··· Records provided

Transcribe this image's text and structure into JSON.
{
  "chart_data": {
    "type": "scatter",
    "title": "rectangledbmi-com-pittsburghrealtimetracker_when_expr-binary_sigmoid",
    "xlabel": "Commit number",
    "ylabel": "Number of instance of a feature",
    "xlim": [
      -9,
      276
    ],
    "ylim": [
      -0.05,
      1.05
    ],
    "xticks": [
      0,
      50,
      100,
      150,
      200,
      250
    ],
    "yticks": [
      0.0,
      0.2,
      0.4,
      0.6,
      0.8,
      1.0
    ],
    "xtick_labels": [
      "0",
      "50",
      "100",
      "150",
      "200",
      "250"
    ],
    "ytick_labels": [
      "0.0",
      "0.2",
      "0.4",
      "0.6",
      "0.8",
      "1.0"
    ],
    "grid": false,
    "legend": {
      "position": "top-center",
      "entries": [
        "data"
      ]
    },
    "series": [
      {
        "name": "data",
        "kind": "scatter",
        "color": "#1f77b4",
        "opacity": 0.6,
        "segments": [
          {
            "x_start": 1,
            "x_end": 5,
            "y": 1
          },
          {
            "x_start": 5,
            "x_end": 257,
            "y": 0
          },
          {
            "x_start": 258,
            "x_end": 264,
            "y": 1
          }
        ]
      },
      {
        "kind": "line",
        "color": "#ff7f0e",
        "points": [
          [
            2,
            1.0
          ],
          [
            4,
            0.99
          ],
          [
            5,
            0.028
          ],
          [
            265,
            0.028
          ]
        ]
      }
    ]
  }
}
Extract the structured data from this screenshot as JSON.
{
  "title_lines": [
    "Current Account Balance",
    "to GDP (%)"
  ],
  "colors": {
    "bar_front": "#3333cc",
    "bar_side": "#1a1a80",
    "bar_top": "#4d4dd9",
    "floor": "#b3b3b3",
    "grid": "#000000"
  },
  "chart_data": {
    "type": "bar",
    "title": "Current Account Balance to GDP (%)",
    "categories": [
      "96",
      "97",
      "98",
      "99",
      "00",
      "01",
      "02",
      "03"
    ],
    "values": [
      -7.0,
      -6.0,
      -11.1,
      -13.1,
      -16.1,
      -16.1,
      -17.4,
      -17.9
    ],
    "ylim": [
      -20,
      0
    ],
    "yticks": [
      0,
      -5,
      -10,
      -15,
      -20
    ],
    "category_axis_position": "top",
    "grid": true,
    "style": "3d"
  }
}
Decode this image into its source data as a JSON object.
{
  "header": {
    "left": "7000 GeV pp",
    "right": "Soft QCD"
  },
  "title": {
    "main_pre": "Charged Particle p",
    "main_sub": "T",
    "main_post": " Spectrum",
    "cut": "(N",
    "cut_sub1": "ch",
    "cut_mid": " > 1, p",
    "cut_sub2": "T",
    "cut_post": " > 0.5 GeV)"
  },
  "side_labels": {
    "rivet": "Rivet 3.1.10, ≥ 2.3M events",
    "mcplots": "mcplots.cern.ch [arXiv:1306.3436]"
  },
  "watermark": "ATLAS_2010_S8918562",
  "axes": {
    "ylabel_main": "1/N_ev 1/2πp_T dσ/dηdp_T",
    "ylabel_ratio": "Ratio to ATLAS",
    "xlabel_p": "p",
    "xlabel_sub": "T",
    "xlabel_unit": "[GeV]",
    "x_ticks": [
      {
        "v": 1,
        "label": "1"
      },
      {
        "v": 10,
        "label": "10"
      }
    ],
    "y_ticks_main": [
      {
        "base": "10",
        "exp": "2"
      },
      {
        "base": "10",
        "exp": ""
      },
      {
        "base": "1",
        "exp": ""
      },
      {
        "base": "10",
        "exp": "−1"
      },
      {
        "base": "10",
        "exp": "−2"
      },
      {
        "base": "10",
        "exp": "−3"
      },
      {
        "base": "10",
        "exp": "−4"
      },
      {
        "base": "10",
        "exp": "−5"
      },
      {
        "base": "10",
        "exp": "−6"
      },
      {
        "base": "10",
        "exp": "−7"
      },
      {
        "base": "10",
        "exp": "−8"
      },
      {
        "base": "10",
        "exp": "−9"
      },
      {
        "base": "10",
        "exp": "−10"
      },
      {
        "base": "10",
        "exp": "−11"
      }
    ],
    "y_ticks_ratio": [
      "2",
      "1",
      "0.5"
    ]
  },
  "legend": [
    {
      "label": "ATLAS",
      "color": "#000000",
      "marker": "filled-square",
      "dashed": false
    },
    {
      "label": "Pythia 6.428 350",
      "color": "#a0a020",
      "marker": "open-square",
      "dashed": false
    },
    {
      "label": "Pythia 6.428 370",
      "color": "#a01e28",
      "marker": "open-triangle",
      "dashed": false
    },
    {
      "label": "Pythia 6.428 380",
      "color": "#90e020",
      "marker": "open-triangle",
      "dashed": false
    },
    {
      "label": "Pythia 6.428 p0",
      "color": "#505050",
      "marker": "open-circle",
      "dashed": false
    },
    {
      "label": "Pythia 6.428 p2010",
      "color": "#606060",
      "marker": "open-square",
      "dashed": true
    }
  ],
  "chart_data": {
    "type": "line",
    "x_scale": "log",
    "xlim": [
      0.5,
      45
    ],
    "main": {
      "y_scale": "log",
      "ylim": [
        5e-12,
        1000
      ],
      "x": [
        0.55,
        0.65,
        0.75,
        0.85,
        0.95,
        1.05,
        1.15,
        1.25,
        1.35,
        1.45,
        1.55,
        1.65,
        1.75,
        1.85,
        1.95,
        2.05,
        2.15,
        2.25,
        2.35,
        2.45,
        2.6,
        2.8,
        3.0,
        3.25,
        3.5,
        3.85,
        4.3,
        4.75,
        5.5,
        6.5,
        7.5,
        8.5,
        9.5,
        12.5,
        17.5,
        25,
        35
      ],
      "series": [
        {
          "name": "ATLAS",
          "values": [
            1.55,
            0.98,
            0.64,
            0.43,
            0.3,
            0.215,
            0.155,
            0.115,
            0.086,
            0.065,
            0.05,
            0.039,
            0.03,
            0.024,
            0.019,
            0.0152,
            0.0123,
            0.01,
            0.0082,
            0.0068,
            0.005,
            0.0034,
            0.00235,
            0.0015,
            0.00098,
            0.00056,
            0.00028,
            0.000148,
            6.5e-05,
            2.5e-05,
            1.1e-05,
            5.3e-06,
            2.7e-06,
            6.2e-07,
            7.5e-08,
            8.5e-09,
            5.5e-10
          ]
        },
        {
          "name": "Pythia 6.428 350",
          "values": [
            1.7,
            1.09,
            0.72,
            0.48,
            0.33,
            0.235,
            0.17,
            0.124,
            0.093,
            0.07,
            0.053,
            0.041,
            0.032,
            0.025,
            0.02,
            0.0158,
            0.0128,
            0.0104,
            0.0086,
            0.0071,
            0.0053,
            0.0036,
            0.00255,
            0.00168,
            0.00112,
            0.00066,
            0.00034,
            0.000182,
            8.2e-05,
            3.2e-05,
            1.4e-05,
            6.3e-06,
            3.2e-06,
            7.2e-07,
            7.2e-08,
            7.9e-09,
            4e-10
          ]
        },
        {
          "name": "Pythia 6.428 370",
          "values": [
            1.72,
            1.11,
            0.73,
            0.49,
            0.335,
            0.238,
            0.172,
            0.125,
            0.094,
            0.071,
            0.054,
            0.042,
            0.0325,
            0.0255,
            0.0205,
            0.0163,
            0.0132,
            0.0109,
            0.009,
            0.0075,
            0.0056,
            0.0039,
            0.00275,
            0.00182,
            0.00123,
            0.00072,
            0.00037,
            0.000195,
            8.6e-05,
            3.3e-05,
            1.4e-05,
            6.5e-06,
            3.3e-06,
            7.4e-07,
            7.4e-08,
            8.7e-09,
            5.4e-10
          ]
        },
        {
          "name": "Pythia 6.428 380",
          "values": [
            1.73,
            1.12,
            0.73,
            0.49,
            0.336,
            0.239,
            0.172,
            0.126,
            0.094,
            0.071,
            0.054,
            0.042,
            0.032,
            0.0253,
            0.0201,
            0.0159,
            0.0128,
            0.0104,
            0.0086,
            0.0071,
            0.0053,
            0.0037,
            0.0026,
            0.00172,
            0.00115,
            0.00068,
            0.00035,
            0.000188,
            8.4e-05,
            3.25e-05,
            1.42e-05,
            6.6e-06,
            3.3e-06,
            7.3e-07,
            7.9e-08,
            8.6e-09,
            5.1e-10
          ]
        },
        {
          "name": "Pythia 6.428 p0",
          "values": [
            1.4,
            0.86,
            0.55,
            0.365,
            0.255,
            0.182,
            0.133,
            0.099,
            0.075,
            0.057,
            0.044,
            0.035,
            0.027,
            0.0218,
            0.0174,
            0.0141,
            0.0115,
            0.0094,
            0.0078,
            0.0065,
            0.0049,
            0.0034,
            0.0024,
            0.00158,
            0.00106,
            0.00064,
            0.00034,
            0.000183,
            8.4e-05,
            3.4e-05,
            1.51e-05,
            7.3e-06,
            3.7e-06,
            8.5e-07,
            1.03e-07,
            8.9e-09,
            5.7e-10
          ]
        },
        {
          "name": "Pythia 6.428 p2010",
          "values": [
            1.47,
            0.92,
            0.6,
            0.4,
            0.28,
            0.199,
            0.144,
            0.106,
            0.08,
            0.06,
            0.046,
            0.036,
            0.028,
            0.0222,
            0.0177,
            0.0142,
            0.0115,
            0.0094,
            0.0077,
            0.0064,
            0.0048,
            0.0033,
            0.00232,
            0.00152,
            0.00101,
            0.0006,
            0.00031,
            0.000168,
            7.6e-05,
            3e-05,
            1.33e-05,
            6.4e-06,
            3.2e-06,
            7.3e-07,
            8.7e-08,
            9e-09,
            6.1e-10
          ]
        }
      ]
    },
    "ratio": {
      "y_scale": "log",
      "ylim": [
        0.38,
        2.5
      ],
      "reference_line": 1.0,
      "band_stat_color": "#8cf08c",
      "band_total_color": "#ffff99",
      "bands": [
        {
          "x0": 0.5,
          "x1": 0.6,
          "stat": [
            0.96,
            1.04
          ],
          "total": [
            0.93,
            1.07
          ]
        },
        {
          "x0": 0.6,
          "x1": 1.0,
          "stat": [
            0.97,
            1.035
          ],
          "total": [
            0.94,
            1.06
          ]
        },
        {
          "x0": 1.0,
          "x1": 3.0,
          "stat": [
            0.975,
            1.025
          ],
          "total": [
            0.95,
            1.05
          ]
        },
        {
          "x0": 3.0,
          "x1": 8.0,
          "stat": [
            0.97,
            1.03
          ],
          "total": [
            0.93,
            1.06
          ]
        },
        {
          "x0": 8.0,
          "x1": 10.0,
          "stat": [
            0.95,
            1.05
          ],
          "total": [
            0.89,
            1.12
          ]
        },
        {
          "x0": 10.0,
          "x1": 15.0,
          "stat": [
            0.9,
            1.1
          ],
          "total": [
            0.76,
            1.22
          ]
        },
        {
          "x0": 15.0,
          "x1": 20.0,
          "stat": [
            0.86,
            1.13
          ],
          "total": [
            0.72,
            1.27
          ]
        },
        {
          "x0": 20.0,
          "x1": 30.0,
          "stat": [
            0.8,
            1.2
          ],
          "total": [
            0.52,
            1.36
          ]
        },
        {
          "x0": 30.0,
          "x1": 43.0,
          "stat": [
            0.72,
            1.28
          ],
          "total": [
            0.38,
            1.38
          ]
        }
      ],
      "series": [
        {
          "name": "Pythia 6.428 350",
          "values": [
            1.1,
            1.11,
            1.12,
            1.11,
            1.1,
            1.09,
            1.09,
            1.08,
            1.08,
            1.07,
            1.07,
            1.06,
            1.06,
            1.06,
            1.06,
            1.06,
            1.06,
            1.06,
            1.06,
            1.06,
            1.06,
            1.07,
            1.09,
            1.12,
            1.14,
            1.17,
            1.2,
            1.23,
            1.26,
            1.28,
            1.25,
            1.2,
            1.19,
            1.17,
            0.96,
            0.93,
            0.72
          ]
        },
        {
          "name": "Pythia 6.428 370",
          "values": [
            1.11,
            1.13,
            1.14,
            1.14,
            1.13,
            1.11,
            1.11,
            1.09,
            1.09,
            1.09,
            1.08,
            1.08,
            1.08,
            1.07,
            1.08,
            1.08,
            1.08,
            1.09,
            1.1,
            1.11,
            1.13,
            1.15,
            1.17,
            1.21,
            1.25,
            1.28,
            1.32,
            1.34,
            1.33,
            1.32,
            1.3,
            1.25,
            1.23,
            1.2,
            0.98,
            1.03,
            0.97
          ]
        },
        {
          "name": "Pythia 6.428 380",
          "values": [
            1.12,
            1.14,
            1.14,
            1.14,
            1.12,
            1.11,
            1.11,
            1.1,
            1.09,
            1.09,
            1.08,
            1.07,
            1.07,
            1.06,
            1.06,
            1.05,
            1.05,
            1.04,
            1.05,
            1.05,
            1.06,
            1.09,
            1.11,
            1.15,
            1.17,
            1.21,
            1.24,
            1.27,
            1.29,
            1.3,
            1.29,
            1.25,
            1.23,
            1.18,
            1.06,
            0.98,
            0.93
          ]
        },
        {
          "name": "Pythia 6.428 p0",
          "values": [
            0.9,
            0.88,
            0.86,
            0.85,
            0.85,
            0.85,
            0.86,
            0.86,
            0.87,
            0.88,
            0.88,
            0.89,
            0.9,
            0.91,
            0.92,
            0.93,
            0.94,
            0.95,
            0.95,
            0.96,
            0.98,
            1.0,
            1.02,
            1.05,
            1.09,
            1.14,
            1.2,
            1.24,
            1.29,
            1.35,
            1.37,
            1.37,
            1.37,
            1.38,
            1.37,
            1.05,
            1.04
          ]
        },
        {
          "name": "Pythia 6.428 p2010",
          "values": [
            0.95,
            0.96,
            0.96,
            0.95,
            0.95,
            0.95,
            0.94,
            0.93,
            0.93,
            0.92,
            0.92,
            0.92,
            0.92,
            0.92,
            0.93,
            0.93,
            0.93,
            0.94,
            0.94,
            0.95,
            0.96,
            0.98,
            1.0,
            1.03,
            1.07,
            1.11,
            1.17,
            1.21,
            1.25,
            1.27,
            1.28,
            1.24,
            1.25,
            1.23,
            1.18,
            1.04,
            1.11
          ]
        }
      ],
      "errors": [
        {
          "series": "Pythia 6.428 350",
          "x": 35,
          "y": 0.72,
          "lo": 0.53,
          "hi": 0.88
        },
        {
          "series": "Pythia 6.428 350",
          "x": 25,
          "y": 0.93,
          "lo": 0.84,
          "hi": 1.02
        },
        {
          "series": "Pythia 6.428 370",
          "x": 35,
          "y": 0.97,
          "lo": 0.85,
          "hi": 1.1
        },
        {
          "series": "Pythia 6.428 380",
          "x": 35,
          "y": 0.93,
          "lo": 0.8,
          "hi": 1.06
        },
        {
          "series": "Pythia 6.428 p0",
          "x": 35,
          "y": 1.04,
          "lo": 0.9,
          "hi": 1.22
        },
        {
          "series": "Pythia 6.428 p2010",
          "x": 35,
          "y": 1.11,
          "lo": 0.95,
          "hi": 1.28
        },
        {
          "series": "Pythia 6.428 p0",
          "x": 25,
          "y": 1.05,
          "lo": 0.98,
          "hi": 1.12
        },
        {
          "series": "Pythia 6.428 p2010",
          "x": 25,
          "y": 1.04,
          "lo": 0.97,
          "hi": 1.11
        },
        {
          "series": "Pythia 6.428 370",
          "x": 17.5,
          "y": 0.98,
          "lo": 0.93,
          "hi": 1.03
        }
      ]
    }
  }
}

······

Job
In the entries above, find every line holding the word "this" and copy it out.

Solution
Transcribe this image's text and structure into JSON.
Extract the structured data from this screenshot as JSON.
Decode this image into its source data as a JSON object.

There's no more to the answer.